Extracted data entries
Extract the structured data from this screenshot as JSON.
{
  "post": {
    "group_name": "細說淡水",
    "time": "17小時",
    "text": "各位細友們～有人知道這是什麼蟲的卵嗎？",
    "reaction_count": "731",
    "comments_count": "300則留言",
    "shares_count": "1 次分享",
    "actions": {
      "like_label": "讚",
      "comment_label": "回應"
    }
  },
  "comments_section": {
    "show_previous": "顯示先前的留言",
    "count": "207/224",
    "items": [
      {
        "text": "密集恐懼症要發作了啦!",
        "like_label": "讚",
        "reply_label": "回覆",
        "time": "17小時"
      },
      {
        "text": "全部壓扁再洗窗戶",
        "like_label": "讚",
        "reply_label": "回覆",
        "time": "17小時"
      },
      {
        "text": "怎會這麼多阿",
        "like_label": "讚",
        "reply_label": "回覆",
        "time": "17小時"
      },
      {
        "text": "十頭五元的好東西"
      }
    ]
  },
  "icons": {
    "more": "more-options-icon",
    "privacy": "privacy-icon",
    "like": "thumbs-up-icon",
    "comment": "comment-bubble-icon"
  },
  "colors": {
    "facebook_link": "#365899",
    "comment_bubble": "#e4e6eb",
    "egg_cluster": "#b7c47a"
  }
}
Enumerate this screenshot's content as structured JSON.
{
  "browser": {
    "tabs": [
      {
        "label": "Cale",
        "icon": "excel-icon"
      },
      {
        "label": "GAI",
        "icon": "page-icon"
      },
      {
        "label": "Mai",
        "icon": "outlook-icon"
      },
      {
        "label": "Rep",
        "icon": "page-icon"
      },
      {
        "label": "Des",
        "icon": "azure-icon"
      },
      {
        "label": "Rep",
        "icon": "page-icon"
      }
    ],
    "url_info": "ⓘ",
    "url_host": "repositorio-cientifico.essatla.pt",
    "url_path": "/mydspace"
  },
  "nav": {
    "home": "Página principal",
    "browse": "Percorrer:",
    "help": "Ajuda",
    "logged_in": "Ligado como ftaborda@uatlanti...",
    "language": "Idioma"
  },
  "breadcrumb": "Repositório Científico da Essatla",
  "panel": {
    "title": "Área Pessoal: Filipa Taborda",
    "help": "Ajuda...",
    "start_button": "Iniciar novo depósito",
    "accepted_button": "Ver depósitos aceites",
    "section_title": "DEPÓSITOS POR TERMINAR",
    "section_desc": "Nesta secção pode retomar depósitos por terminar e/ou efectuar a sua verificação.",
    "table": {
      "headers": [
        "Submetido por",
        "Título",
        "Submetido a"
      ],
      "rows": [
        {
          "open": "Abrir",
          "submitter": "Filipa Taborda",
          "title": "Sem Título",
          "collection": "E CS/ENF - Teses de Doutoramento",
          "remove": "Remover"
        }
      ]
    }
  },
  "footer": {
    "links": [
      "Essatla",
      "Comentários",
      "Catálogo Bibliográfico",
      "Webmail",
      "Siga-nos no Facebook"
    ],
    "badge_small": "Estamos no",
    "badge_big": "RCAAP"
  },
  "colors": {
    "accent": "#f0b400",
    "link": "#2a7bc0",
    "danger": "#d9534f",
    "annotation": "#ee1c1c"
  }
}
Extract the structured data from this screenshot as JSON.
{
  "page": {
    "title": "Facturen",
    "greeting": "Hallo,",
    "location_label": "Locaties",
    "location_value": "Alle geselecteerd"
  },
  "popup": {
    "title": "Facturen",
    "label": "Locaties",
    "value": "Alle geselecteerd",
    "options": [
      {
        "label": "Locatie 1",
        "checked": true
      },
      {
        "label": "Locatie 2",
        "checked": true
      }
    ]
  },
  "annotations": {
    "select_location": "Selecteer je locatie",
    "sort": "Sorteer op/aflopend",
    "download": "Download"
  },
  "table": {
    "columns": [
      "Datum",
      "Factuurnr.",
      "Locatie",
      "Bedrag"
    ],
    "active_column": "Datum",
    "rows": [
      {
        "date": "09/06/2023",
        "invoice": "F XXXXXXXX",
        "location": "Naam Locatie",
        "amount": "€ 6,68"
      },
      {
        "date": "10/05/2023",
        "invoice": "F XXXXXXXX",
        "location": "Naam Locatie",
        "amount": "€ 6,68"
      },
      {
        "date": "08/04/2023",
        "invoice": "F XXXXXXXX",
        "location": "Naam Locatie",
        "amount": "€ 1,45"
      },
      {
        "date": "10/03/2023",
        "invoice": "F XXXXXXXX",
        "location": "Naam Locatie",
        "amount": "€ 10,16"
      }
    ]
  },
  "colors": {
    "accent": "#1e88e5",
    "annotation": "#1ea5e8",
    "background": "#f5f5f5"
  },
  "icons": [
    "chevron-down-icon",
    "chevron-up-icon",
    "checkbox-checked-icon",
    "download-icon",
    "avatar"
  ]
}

• **REQUIREMENTS**: Transcribe the whole listing exactly.

• **SOLUTION TO THIS PROBLEM**:
Extract the structured data from this screenshot as JSON.
{
  "post": {
    "group_name": "細說淡水",
    "time": "17小時",
    "text": "各位細友們～有人知道這是什麼蟲的卵嗎？",
    "reaction_count": "731",
    "comments_count": "300則留言",
    "shares_count": "1 次分享",
    "actions": {
      "like_label": "讚",
      "comment_label": "回應"
    }
  },
  "comments_section": {
    "show_previous": "顯示先前的留言",
    "count": "207/224",
    "items": [
      {
        "text": "密集恐懼症要發作了啦!",
        "like_label": "讚",
        "reply_label": "回覆",
        "time": "17小時"
      },
      {
        "text": "全部壓扁再洗窗戶",
        "like_label": "讚",
        "reply_label": "回覆",
        "time": "17小時"
      },
      {
        "text": "怎會這麼多阿",
        "like_label": "讚",
        "reply_label": "回覆",
        "time": "17小時"
      },
      {
        "text": "十頭五元的好東西"
      }
    ]
  },
  "icons": {
    "more": "more-options-icon",
    "privacy": "privacy-icon",
    "like": "thumbs-up-icon",
    "comment": "comment-bubble-icon"
  },
  "colors": {
    "facebook_link": "#365899",
    "comment_bubble": "#e4e6eb",
    "egg_cluster": "#b7c47a"
  }
}
Enumerate this screenshot's content as structured JSON.
{
  "browser": {
    "tabs": [
      {
        "label": "Cale",
        "icon": "excel-icon"
      },
      {
        "label": "GAI",
        "icon": "page-icon"
      },
      {
        "label": "Mai",
        "icon": "outlook-icon"
      },
      {
        "label": "Rep",
        "icon": "page-icon"
      },
      {
        "label": "Des",
        "icon": "azure-icon"
      },
      {
        "label": "Rep",
        "icon": "page-icon"
      }
    ],
    "url_info": "ⓘ",
    "url_host": "repositorio-cientifico.essatla.pt",
    "url_path": "/mydspace"
  },
  "nav": {
    "home": "Página principal",
    "browse": "Percorrer:",
    "help": "Ajuda",
    "logged_in": "Ligado como ftaborda@uatlanti...",
    "language": "Idioma"
  },
  "breadcrumb": "Repositório Científico da Essatla",
  "panel": {
    "title": "Área Pessoal: Filipa Taborda",
    "help": "Ajuda...",
    "start_button": "Iniciar novo depósito",
    "accepted_button": "Ver depósitos aceites",
    "section_title": "DEPÓSITOS POR TERMINAR",
    "section_desc": "Nesta secção pode retomar depósitos por terminar e/ou efectuar a sua verificação.",
    "table": {
      "headers": [
        "Submetido por",
        "Título",
        "Submetido a"
      ],
      "rows": [
        {
          "open": "Abrir",
          "submitter": "Filipa Taborda",
          "title": "Sem Título",
          "collection": "E CS/ENF - Teses de Doutoramento",
          "remove": "Remover"
        }
      ]
    }
  },
  "footer": {
    "links": [
      "Essatla",
      "Comentários",
      "Catálogo Bibliográfico",
      "Webmail",
      "Siga-nos no Facebook"
    ],
    "badge_small": "Estamos no",
    "badge_big": "RCAAP"
  },
  "colors": {
    "accent": "#f0b400",
    "link": "#2a7bc0",
    "danger": "#d9534f",
    "annotation": "#ee1c1c"
  }
}
Extract the structured data from this screenshot as JSON.
{
  "page": {
    "title": "Facturen",
    "greeting": "Hallo,",
    "location_label": "Locaties",
    "location_value": "Alle geselecteerd"
  },
  "popup": {
    "title": "Facturen",
    "label": "Locaties",
    "value": "Alle geselecteerd",
    "options": [
      {
        "label": "Locatie 1",
        "checked": true
      },
      {
        "label": "Locatie 2",
        "checked": true
      }
    ]
  },
  "annotations": {
    "select_location": "Selecteer je locatie",
    "sort": "Sorteer op/aflopend",
    "download": "Download"
  },
  "table": {
    "columns": [
      "Datum",
      "Factuurnr.",
      "Locatie",
      "Bedrag"
    ],
    "active_column": "Datum",
    "rows": [
      {
        "date": "09/06/2023",
        "invoice": "F XXXXXXXX",
        "location": "Naam Locatie",
        "amount": "€ 6,68"
      },
      {
        "date": "10/05/2023",
        "invoice": "F XXXXXXXX",
        "location": "Naam Locatie",
        "amount": "€ 6,68"
      },
      {
        "date": "08/04/2023",
        "invoice": "F XXXXXXXX",
        "location": "Naam Locatie",
        "amount": "€ 1,45"
      },
      {
        "date": "10/03/2023",
        "invoice": "F XXXXXXXX",
        "location": "Naam Locatie",
        "amount": "€ 10,16"
      }
    ]
  },
  "colors": {
    "accent": "#1e88e5",
    "annotation": "#1ea5e8",
    "background": "#f5f5f5"
  },
  "icons": [
    "chevron-down-icon",
    "chevron-up-icon",
    "checkbox-checked-icon",
    "download-icon",
    "avatar"
  ]
}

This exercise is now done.